DESCRIPTION OF THE TASK
Go over the entries below line by line, copying each one that contains the word "Москву".

━━━━━ RECORD EXCERPTS ━━━━━

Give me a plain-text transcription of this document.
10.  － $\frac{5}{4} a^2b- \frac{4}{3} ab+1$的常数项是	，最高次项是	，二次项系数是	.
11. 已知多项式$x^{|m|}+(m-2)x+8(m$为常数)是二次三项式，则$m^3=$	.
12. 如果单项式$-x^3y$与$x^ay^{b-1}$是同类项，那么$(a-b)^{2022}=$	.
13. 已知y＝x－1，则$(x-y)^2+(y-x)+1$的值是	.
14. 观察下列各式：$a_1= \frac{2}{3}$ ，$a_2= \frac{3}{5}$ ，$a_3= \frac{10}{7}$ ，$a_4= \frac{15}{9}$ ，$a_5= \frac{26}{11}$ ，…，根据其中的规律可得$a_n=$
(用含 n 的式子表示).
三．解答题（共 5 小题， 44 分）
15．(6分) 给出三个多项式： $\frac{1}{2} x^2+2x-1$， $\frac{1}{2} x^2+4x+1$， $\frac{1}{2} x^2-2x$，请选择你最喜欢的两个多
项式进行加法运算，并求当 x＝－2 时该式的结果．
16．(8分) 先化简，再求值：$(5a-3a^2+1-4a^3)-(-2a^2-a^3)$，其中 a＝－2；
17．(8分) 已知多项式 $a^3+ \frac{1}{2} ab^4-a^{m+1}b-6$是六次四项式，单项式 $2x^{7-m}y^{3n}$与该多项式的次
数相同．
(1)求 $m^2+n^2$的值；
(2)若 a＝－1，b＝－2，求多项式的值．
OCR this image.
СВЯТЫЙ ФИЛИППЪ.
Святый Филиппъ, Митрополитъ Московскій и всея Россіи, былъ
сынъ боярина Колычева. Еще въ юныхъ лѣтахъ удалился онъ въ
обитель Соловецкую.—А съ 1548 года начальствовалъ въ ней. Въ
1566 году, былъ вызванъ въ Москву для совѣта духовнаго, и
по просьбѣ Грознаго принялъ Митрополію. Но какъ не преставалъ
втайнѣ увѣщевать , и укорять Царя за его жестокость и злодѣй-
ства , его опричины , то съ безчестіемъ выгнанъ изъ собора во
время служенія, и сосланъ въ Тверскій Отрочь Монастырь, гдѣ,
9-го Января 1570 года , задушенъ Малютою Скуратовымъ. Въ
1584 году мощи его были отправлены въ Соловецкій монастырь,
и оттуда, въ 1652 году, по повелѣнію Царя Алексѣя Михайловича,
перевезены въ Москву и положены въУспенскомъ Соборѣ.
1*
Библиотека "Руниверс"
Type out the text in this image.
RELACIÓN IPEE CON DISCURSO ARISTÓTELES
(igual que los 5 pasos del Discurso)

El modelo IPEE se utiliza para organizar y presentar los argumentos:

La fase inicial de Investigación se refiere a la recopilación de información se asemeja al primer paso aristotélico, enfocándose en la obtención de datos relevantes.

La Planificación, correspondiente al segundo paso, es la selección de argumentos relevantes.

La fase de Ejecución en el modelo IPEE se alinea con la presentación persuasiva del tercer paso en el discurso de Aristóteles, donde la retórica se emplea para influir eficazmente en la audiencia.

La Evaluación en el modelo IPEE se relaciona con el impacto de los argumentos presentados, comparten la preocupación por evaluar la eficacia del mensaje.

━━━━━

EXPECTED OUTPUT
1566 году, былъ вызванъ въ Москву для совѣта духовнаго, и
перевезены въ Москву и положены въУспенскомъ Соборѣ.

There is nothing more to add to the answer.